# Requirement 1
In the API podcast transcript, rewrite the stretch from "Paul Galloway 01:29" through "connect and communicate.", swapping "interoperability" for "compatibility".

# Document excerpt
==========

Coffee Break Session: What API Types Exist?
APIs are becoming more and more common within the apps and programs you use in your day-to-day life. They sit behind the scenes and allow for visibility between platforms. In this podcast, Paul Galloway and Jason Campbell discuss the benefits of APIs, what they are, and what else you should know about how they relate to treasury.
Jason Campbell, Strategic Treasurer
Paul Galloway, Strategic Treasurer
Episode Transcription - (Coffee Break Session Series) - Episode 88 - What API Types Exist?
Jason Campbell 00:03
Welcome to the Treasury Update Podcast Coffee Break Sessions presented by Strategic Treasurer covering foundational topics and core treasury issues in about the same amount of time it takes you to drink your cup of coffee. I’ll be your host Jason Campbell, business development leader at Strategic Treasurer. Welcome back to another episode of the coffee break sessions. I’ll be your host Jason Campbell, business development leader here at Strategic Treasurer. Joining me today is Paul Galloway, Senior Advisor at Strategic Treasurer. Paul, once again, welcome to the show.
Paul Galloway 00:34
Thanks, appreciate you having me on here again.
Jason Campbell 00:38
I always love talking to you, you always bring some great points, I think our listeners probably appreciate all the words of wisdom even given them, especially with these past three episodes that we’ve done in regards to payments so far. And so continuing forward with the payment theme here, we’re going to kick it over into talking a little bit more API and API types more particularly, and I know this is when we think about API application programming interface. We hear API, we’re hearing it probably the acronym more and more often as we think about technology advances and how it’s utilized in the treasury world. And so you know, looking forward to having some insight for you to provide our listeners around this particular topic. So let’s kick it and get right into into the subject here. What are API’s? And how do they work?
Paul Galloway 01:29
API stands for Application Programming Interface. It includes a set of definitions and protocols that may be used to integrate application software. You can think of it in terms of interoperability, what that means is that it’s a way for systems and applications to connect and communicate.

==========

# Requirement 2
Copy out the stored data listing word for word, from its first line through the line containing "button[interactable]: 下载一张高清图片: bbox=[10, 465, 490, 531]", including both.

Stored data
==========

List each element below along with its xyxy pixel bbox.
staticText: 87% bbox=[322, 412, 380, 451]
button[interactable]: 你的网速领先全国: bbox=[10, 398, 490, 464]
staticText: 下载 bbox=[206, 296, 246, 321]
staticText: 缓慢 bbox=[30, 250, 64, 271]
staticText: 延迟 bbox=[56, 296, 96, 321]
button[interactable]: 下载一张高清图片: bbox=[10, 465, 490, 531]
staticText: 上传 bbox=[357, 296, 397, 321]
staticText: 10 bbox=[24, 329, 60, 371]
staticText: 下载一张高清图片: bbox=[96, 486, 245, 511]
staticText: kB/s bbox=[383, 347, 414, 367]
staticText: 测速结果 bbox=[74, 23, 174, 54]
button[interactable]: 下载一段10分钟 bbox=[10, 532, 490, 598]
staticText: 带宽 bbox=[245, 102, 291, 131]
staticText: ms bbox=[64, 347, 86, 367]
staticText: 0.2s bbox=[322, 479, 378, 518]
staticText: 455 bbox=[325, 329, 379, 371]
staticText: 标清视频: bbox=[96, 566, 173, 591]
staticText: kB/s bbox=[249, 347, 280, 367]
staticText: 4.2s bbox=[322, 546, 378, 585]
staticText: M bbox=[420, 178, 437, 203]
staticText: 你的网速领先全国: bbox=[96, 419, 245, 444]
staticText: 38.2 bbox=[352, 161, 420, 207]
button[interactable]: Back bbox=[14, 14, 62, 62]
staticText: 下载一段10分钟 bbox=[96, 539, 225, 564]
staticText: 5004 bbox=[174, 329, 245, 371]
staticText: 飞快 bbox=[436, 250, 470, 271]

==========

# Worked answer 1
Paul Galloway 01:29
API stands for Application Programming Interface. It includes a set of definitions and protocols that may be used to integrate application software. You can think of it in terms of compatibility, what that means is that it’s a way for systems and applications to connect and communicate.

# Worked answer 2
List each element below along with its xyxy pixel bbox.
staticText: 87% bbox=[322, 412, 380, 451]
button[interactable]: 你的网速领先全国: bbox=[10, 398, 490, 464]
staticText: 下载 bbox=[206, 296, 246, 321]
staticText: 缓慢 bbox=[30, 250, 64, 271]
staticText: 延迟 bbox=[56, 296, 96, 321]
button[interactable]: 下载一张高清图片: bbox=[10, 465, 490, 531]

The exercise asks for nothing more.